■ Work to do
Leave out the pictures and reproduce all of the data exactly.

■ Extracted records
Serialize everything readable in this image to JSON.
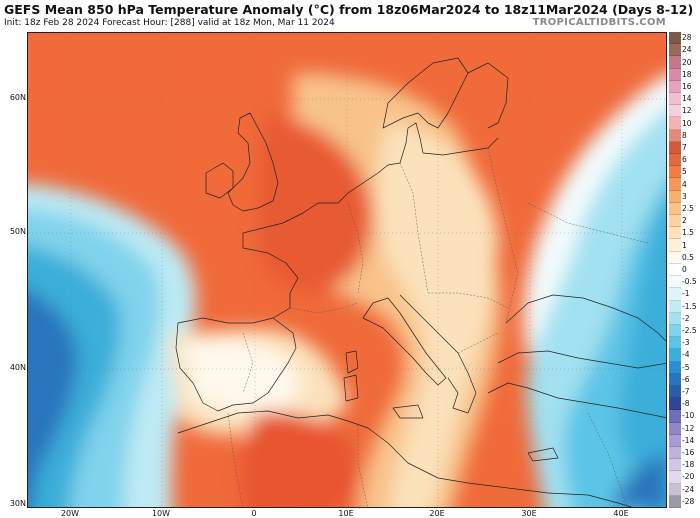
{
  "header": {
    "title": "GEFS Mean 850 hPa Temperature Anomaly (°C) from 18z06Mar2024 to 18z11Mar2024 (Days 8-12)",
    "subtitle": "Init: 18z Feb 28 2024   Forecast Hour: [288]   valid at 18z Mon, Mar 11 2024",
    "brand": "TROPICALTIDBITS.COM"
  },
  "axes": {
    "lat_labels": [
      "60N",
      "50N",
      "40N",
      "30N"
    ],
    "lon_labels": [
      "20W",
      "10W",
      "0",
      "10E",
      "20E",
      "30E",
      "40E"
    ]
  },
  "colorbar": {
    "labels": [
      "28",
      "24",
      "20",
      "18",
      "16",
      "14",
      "12",
      "10",
      "8",
      "7",
      "6",
      "5",
      "4",
      "3",
      "2.5",
      "2",
      "1.5",
      "1",
      "0.5",
      "0",
      "-0.5",
      "-1",
      "-1.5",
      "-2",
      "-2.5",
      "-3",
      "-4",
      "-5",
      "-6",
      "-7",
      "-8",
      "-10",
      "-12",
      "-14",
      "-16",
      "-18",
      "-20",
      "-24",
      "-28"
    ],
    "colors": [
      "#7a5a48",
      "#9a6a58",
      "#c07a8a",
      "#d98aa6",
      "#e6a3bd",
      "#f0bfd0",
      "#f3d0dc",
      "#f0b5b0",
      "#e08a78",
      "#d05a3c",
      "#e2683e",
      "#ef7d45",
      "#f4985a",
      "#f7b070",
      "#f8c38a",
      "#fad4a2",
      "#fbe2bb",
      "#fdf0d6",
      "#fff8ec",
      "#ffffff",
      "#f2fbfd",
      "#dff4fa",
      "#c3ecf6",
      "#a2e1f1",
      "#7fd3ec",
      "#5cc4e6",
      "#3aaed9",
      "#2a8fcc",
      "#2a74bd",
      "#2c5ca8",
      "#2f4793",
      "#6e6fb4",
      "#8f86c3",
      "#a99dd0",
      "#bfb2db",
      "#d2c6e5",
      "#e2d8ee",
      "#c7c2cf",
      "#9d98a6"
    ]
  }
}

■ Final result
Serialize everything readable in this image to JSON.
{
  "header": {
    "title": "GEFS Mean 850 hPa Temperature Anomaly (°C) from 18z06Mar2024 to 18z11Mar2024 (Days 8-12)",
    "subtitle": "Init: 18z Feb 28 2024   Forecast Hour: [288]   valid at 18z Mon, Mar 11 2024",
    "brand": "TROPICALTIDBITS.COM"
  },
  "axes": {
    "lat_labels": [
      "60N",
      "50N",
      "40N",
      "30N"
    ],
    "lon_labels": [
      "20W",
      "10W",
      "0",
      "10E",
      "20E",
      "30E",
      "40E"
    ]
  },
  "colorbar": {
    "labels": [
      "28",
      "24",
      "20",
      "18",
      "16",
      "14",
      "12",
      "10",
      "8",
      "7",
      "6",
      "5",
      "4",
      "3",
      "2.5",
      "2",
      "1.5",
      "1",
      "0.5",
      "0",
      "-0.5",
      "-1",
      "-1.5",
      "-2",
      "-2.5",
      "-3",
      "-4",
      "-5",
      "-6",
      "-7",
      "-8",
      "-10",
      "-12",
      "-14",
      "-16",
      "-18",
      "-20",
      "-24",
      "-28"
    ],
    "colors": [
      "#7a5a48",
      "#9a6a58",
      "#c07a8a",
      "#d98aa6",
      "#e6a3bd",
      "#f0bfd0",
      "#f3d0dc",
      "#f0b5b0",
      "#e08a78",
      "#d05a3c",
      "#e2683e",
      "#ef7d45",
      "#f4985a",
      "#f7b070",
      "#f8c38a",
      "#fad4a2",
      "#fbe2bb",
      "#fdf0d6",
      "#fff8ec",
      "#ffffff",
      "#f2fbfd",
      "#dff4fa",
      "#c3ecf6",
      "#a2e1f1",
      "#7fd3ec",
      "#5cc4e6",
      "#3aaed9",
      "#2a8fcc",
      "#2a74bd",
      "#2c5ca8",
      "#2f4793",
      "#6e6fb4",
      "#8f86c3",
      "#a99dd0",
      "#bfb2db",
      "#d2c6e5",
      "#e2d8ee",
      "#c7c2cf",
      "#9d98a6"
    ]
  }
}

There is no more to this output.